--- Data extract ---

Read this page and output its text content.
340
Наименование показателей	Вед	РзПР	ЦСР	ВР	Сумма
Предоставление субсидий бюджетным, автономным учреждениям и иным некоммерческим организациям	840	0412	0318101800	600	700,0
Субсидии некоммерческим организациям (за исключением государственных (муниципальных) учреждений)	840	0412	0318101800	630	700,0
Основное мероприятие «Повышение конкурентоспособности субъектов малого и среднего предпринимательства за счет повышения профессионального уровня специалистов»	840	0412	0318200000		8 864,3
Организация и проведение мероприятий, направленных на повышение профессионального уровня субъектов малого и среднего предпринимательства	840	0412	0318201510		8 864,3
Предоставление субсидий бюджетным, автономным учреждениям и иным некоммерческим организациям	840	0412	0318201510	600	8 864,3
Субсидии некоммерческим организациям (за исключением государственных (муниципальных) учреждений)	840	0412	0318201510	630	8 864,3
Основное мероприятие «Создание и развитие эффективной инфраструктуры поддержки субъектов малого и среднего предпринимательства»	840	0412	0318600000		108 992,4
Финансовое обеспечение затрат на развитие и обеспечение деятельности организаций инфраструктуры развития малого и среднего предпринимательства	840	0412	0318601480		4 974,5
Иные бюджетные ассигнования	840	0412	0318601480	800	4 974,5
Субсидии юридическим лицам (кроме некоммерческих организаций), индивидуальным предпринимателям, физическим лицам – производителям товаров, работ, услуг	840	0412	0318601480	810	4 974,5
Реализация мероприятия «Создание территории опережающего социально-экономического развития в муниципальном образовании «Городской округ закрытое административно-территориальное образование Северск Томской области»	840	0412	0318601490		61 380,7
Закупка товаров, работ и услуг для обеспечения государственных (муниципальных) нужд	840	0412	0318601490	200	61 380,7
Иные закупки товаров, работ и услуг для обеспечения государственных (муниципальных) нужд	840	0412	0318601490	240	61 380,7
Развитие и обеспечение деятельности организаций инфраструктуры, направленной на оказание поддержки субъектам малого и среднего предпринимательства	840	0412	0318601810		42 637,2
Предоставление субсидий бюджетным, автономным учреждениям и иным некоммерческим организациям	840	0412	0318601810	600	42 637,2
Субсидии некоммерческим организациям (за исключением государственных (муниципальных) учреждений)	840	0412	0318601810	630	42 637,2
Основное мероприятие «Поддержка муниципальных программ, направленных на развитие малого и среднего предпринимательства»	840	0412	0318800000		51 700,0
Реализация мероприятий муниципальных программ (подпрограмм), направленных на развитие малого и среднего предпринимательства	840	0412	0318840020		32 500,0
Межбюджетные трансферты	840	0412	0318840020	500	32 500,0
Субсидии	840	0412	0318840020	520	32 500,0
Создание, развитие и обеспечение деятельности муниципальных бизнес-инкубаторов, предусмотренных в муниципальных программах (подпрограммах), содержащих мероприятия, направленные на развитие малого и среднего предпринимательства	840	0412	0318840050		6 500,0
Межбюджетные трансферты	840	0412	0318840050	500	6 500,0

---

What you will do:
Return all of the entries word for word.

Response to this task:
Read this page and output its text content.
340
Наименование показателей	Вед	РзПР	ЦСР	ВР	Сумма
Предоставление субсидий бюджетным, автономным учреждениям и иным некоммерческим организациям	840	0412	0318101800	600	700,0
Субсидии некоммерческим организациям (за исключением государственных (муниципальных) учреждений)	840	0412	0318101800	630	700,0
Основное мероприятие «Повышение конкурентоспособности субъектов малого и среднего предпринимательства за счет повышения профессионального уровня специалистов»	840	0412	0318200000		8 864,3
Организация и проведение мероприятий, направленных на повышение профессионального уровня субъектов малого и среднего предпринимательства	840	0412	0318201510		8 864,3
Предоставление субсидий бюджетным, автономным учреждениям и иным некоммерческим организациям	840	0412	0318201510	600	8 864,3
Субсидии некоммерческим организациям (за исключением государственных (муниципальных) учреждений)	840	0412	0318201510	630	8 864,3
Основное мероприятие «Создание и развитие эффективной инфраструктуры поддержки субъектов малого и среднего предпринимательства»	840	0412	0318600000		108 992,4
Финансовое обеспечение затрат на развитие и обеспечение деятельности организаций инфраструктуры развития малого и среднего предпринимательства	840	0412	0318601480		4 974,5
Иные бюджетные ассигнования	840	0412	0318601480	800	4 974,5
Субсидии юридическим лицам (кроме некоммерческих организаций), индивидуальным предпринимателям, физическим лицам – производителям товаров, работ, услуг	840	0412	0318601480	810	4 974,5
Реализация мероприятия «Создание территории опережающего социально-экономического развития в муниципальном образовании «Городской округ закрытое административно-территориальное образование Северск Томской области»	840	0412	0318601490		61 380,7
Закупка товаров, работ и услуг для обеспечения государственных (муниципальных) нужд	840	0412	0318601490	200	61 380,7
Иные закупки товаров, работ и услуг для обеспечения государственных (муниципальных) нужд	840	0412	0318601490	240	61 380,7
Развитие и обеспечение деятельности организаций инфраструктуры, направленной на оказание поддержки субъектам малого и среднего предпринимательства	840	0412	0318601810		42 637,2
Предоставление субсидий бюджетным, автономным учреждениям и иным некоммерческим организациям	840	0412	0318601810	600	42 637,2
Субсидии некоммерческим организациям (за исключением государственных (муниципальных) учреждений)	840	0412	0318601810	630	42 637,2
Основное мероприятие «Поддержка муниципальных программ, направленных на развитие малого и среднего предпринимательства»	840	0412	0318800000		51 700,0
Реализация мероприятий муниципальных программ (подпрограмм), направленных на развитие малого и среднего предпринимательства	840	0412	0318840020		32 500,0
Межбюджетные трансферты	840	0412	0318840020	500	32 500,0
Субсидии	840	0412	0318840020	520	32 500,0
Создание, развитие и обеспечение деятельности муниципальных бизнес-инкубаторов, предусмотренных в муниципальных программах (подпрограммах), содержащих мероприятия, направленные на развитие малого и среднего предпринимательства	840	0412	0318840050		6 500,0
Межбюджетные трансферты	840	0412	0318840050	500	6 500,0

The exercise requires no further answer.